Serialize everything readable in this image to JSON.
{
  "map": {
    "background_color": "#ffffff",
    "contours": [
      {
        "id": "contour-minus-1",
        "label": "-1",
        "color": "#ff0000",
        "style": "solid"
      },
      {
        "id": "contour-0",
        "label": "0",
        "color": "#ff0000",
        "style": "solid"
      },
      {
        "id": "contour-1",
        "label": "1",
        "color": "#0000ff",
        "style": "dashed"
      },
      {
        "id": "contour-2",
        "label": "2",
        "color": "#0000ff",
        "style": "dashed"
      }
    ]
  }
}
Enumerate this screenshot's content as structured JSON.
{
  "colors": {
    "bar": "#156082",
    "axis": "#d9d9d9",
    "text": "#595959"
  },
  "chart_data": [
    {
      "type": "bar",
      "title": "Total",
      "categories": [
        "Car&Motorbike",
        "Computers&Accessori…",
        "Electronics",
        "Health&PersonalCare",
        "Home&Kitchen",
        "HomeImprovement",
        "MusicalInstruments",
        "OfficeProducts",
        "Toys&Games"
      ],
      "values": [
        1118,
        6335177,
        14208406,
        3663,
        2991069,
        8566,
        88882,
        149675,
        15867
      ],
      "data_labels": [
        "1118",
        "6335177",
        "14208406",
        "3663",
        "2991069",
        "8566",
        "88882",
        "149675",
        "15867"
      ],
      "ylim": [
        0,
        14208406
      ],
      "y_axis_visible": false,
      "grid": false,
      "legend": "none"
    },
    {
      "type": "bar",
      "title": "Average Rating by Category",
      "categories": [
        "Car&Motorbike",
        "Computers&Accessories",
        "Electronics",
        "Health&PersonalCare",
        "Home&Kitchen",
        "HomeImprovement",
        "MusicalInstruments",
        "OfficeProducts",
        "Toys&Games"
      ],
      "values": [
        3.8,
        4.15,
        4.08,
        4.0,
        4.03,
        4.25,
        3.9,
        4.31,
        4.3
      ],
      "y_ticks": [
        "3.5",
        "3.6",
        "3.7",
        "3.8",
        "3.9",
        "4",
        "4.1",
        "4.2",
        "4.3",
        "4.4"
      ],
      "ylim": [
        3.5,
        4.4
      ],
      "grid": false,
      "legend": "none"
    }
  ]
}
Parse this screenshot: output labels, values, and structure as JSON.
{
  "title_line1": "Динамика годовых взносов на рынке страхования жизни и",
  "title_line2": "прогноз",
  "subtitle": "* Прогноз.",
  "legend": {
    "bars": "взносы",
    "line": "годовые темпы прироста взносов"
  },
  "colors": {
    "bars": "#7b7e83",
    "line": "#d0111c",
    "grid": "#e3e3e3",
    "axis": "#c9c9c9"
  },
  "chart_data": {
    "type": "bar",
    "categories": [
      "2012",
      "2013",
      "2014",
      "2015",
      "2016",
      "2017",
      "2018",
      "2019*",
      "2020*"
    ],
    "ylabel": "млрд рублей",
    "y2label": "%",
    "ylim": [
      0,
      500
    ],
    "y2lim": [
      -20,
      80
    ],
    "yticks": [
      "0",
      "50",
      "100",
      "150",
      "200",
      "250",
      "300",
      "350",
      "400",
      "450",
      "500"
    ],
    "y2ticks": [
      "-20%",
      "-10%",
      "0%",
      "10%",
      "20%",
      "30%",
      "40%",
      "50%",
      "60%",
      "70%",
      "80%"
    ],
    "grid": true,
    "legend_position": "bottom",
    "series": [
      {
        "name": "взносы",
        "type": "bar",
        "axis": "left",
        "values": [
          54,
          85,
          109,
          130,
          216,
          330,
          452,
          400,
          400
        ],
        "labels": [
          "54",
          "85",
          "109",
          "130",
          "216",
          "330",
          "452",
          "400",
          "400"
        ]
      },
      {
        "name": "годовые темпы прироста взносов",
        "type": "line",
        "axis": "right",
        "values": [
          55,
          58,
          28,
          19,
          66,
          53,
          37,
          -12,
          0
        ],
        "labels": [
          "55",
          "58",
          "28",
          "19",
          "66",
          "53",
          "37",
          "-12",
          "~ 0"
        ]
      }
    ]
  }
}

● TASK INSTRUCTIONS
Each line above is to be repeated exactly.

● RESULT OF THE EXERCISE
Serialize everything readable in this image to JSON.
{
  "map": {
    "background_color": "#ffffff",
    "contours": [
      {
        "id": "contour-minus-1",
        "label": "-1",
        "color": "#ff0000",
        "style": "solid"
      },
      {
        "id": "contour-0",
        "label": "0",
        "color": "#ff0000",
        "style": "solid"
      },
      {
        "id": "contour-1",
        "label": "1",
        "color": "#0000ff",
        "style": "dashed"
      },
      {
        "id": "contour-2",
        "label": "2",
        "color": "#0000ff",
        "style": "dashed"
      }
    ]
  }
}
Enumerate this screenshot's content as structured JSON.
{
  "colors": {
    "bar": "#156082",
    "axis": "#d9d9d9",
    "text": "#595959"
  },
  "chart_data": [
    {
      "type": "bar",
      "title": "Total",
      "categories": [
        "Car&Motorbike",
        "Computers&Accessori…",
        "Electronics",
        "Health&PersonalCare",
        "Home&Kitchen",
        "HomeImprovement",
        "MusicalInstruments",
        "OfficeProducts",
        "Toys&Games"
      ],
      "values": [
        1118,
        6335177,
        14208406,
        3663,
        2991069,
        8566,
        88882,
        149675,
        15867
      ],
      "data_labels": [
        "1118",
        "6335177",
        "14208406",
        "3663",
        "2991069",
        "8566",
        "88882",
        "149675",
        "15867"
      ],
      "ylim": [
        0,
        14208406
      ],
      "y_axis_visible": false,
      "grid": false,
      "legend": "none"
    },
    {
      "type": "bar",
      "title": "Average Rating by Category",
      "categories": [
        "Car&Motorbike",
        "Computers&Accessories",
        "Electronics",
        "Health&PersonalCare",
        "Home&Kitchen",
        "HomeImprovement",
        "MusicalInstruments",
        "OfficeProducts",
        "Toys&Games"
      ],
      "values": [
        3.8,
        4.15,
        4.08,
        4.0,
        4.03,
        4.25,
        3.9,
        4.31,
        4.3
      ],
      "y_ticks": [
        "3.5",
        "3.6",
        "3.7",
        "3.8",
        "3.9",
        "4",
        "4.1",
        "4.2",
        "4.3",
        "4.4"
      ],
      "ylim": [
        3.5,
        4.4
      ],
      "grid": false,
      "legend": "none"
    }
  ]
}
Parse this screenshot: output labels, values, and structure as JSON.
{
  "title_line1": "Динамика годовых взносов на рынке страхования жизни и",
  "title_line2": "прогноз",
  "subtitle": "* Прогноз.",
  "legend": {
    "bars": "взносы",
    "line": "годовые темпы прироста взносов"
  },
  "colors": {
    "bars": "#7b7e83",
    "line": "#d0111c",
    "grid": "#e3e3e3",
    "axis": "#c9c9c9"
  },
  "chart_data": {
    "type": "bar",
    "categories": [
      "2012",
      "2013",
      "2014",
      "2015",
      "2016",
      "2017",
      "2018",
      "2019*",
      "2020*"
    ],
    "ylabel": "млрд рублей",
    "y2label": "%",
    "ylim": [
      0,
      500
    ],
    "y2lim": [
      -20,
      80
    ],
    "yticks": [
      "0",
      "50",
      "100",
      "150",
      "200",
      "250",
      "300",
      "350",
      "400",
      "450",
      "500"
    ],
    "y2ticks": [
      "-20%",
      "-10%",
      "0%",
      "10%",
      "20%",
      "30%",
      "40%",
      "50%",
      "60%",
      "70%",
      "80%"
    ],
    "grid": true,
    "legend_position": "bottom",
    "series": [
      {
        "name": "взносы",
        "type": "bar",
        "axis": "left",
        "values": [
          54,
          85,
          109,
          130,
          216,
          330,
          452,
          400,
          400
        ],
        "labels": [
          "54",
          "85",
          "109",
          "130",
          "216",
          "330",
          "452",
          "400",
          "400"
        ]
      },
      {
        "name": "годовые темпы прироста взносов",
        "type": "line",
        "axis": "right",
        "values": [
          55,
          58,
          28,
          19,
          66,
          53,
          37,
          -12,
          0
        ],
        "labels": [
          "55",
          "58",
          "28",
          "19",
          "66",
          "53",
          "37",
          "-12",
          "~ 0"
        ]
      }
    ]
  }
}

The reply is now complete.